>> Begin ITEMS

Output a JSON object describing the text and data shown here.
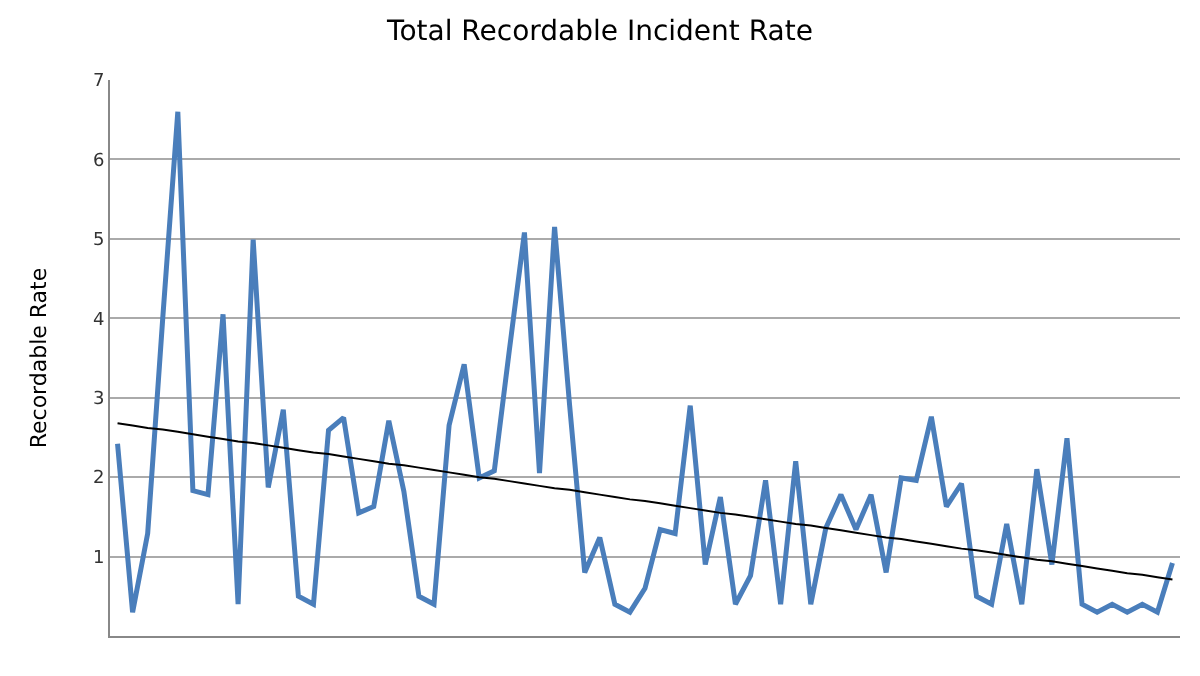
{
  "chart_data": {
    "type": "line",
    "title": "Total Recordable Incident Rate",
    "ylabel": "Recordable Rate",
    "categories": [
      null,
      null,
      null,
      null,
      null,
      null,
      null,
      null,
      null,
      null,
      null,
      null,
      null,
      null,
      null,
      null,
      null,
      null,
      null,
      null,
      null,
      null,
      null,
      null,
      null,
      null,
      null,
      null,
      null,
      null,
      null,
      null,
      null,
      null,
      null,
      null,
      null,
      null,
      null,
      null,
      null,
      null,
      null,
      null,
      null,
      null,
      null,
      null,
      null,
      null,
      null,
      null,
      null,
      null,
      null,
      null,
      null,
      null,
      null,
      null,
      null,
      null,
      null,
      null,
      null,
      null,
      null,
      null,
      null,
      null,
      null
    ],
    "series": [
      {
        "color": "#4a7ebb",
        "values": [
          2.42,
          0.3,
          1.29,
          4.0,
          6.6,
          1.83,
          1.78,
          4.05,
          0.4,
          4.99,
          1.87,
          2.85,
          0.5,
          0.4,
          2.59,
          2.75,
          1.55,
          1.63,
          2.71,
          1.82,
          0.5,
          0.4,
          2.65,
          3.42,
          1.99,
          2.08,
          3.6,
          5.08,
          2.05,
          5.15,
          2.9,
          0.8,
          1.24,
          0.4,
          0.3,
          0.6,
          1.34,
          1.29,
          2.9,
          0.9,
          1.75,
          0.4,
          0.76,
          1.96,
          0.4,
          2.2,
          0.4,
          1.36,
          1.78,
          1.34,
          1.78,
          0.8,
          1.99,
          1.96,
          2.76,
          1.63,
          1.92,
          0.5,
          0.4,
          1.41,
          0.4,
          2.1,
          0.9,
          2.49,
          0.4,
          0.3,
          0.4,
          0.3,
          0.4,
          0.3,
          0.92
        ]
      },
      {
        "type": "line",
        "color": "#000000",
        "values": [
          2.68,
          2.65,
          2.62,
          2.6,
          2.57,
          2.54,
          2.51,
          2.48,
          2.45,
          2.43,
          2.4,
          2.37,
          2.34,
          2.31,
          2.29,
          2.26,
          2.23,
          2.2,
          2.17,
          2.15,
          2.12,
          2.09,
          2.06,
          2.03,
          2.0,
          1.98,
          1.95,
          1.92,
          1.89,
          1.86,
          1.84,
          1.81,
          1.78,
          1.75,
          1.72,
          1.7,
          1.67,
          1.64,
          1.61,
          1.58,
          1.55,
          1.53,
          1.5,
          1.47,
          1.44,
          1.41,
          1.39,
          1.36,
          1.33,
          1.3,
          1.27,
          1.24,
          1.22,
          1.19,
          1.16,
          1.13,
          1.1,
          1.08,
          1.05,
          1.02,
          0.99,
          0.96,
          0.94,
          0.91,
          0.88,
          0.85,
          0.82,
          0.79,
          0.77,
          0.74,
          0.71
        ]
      }
    ],
    "ylim": [
      0,
      7
    ],
    "yticks": [
      1,
      2,
      3,
      4,
      5,
      6,
      7
    ],
    "grid": "y",
    "tick_labels": "y",
    "marker": "none",
    "line_style": "solid"
  }
}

>> End ITEMS

#### CHALLENGE:
All of the entries above should be duplicated exactly, except for the pictures.

#### CORRECT OUTPUT:
Output a JSON object describing the text and data shown here.
{
  "chart_data": {
    "type": "line",
    "title": "Total Recordable Incident Rate",
    "ylabel": "Recordable Rate",
    "categories": [
      null,
      null,
      null,
      null,
      null,
      null,
      null,
      null,
      null,
      null,
      null,
      null,
      null,
      null,
      null,
      null,
      null,
      null,
      null,
      null,
      null,
      null,
      null,
      null,
      null,
      null,
      null,
      null,
      null,
      null,
      null,
      null,
      null,
      null,
      null,
      null,
      null,
      null,
      null,
      null,
      null,
      null,
      null,
      null,
      null,
      null,
      null,
      null,
      null,
      null,
      null,
      null,
      null,
      null,
      null,
      null,
      null,
      null,
      null,
      null,
      null,
      null,
      null,
      null,
      null,
      null,
      null,
      null,
      null,
      null,
      null
    ],
    "series": [
      {
        "color": "#4a7ebb",
        "values": [
          2.42,
          0.3,
          1.29,
          4.0,
          6.6,
          1.83,
          1.78,
          4.05,
          0.4,
          4.99,
          1.87,
          2.85,
          0.5,
          0.4,
          2.59,
          2.75,
          1.55,
          1.63,
          2.71,
          1.82,
          0.5,
          0.4,
          2.65,
          3.42,
          1.99,
          2.08,
          3.6,
          5.08,
          2.05,
          5.15,
          2.9,
          0.8,
          1.24,
          0.4,
          0.3,
          0.6,
          1.34,
          1.29,
          2.9,
          0.9,
          1.75,
          0.4,
          0.76,
          1.96,
          0.4,
          2.2,
          0.4,
          1.36,
          1.78,
          1.34,
          1.78,
          0.8,
          1.99,
          1.96,
          2.76,
          1.63,
          1.92,
          0.5,
          0.4,
          1.41,
          0.4,
          2.1,
          0.9,
          2.49,
          0.4,
          0.3,
          0.4,
          0.3,
          0.4,
          0.3,
          0.92
        ]
      },
      {
        "type": "line",
        "color": "#000000",
        "values": [
          2.68,
          2.65,
          2.62,
          2.6,
          2.57,
          2.54,
          2.51,
          2.48,
          2.45,
          2.43,
          2.4,
          2.37,
          2.34,
          2.31,
          2.29,
          2.26,
          2.23,
          2.2,
          2.17,
          2.15,
          2.12,
          2.09,
          2.06,
          2.03,
          2.0,
          1.98,
          1.95,
          1.92,
          1.89,
          1.86,
          1.84,
          1.81,
          1.78,
          1.75,
          1.72,
          1.7,
          1.67,
          1.64,
          1.61,
          1.58,
          1.55,
          1.53,
          1.5,
          1.47,
          1.44,
          1.41,
          1.39,
          1.36,
          1.33,
          1.3,
          1.27,
          1.24,
          1.22,
          1.19,
          1.16,
          1.13,
          1.1,
          1.08,
          1.05,
          1.02,
          0.99,
          0.96,
          0.94,
          0.91,
          0.88,
          0.85,
          0.82,
          0.79,
          0.77,
          0.74,
          0.71
        ]
      }
    ],
    "ylim": [
      0,
      7
    ],
    "yticks": [
      1,
      2,
      3,
      4,
      5,
      6,
      7
    ],
    "grid": "y",
    "tick_labels": "y",
    "marker": "none",
    "line_style": "solid"
  }
}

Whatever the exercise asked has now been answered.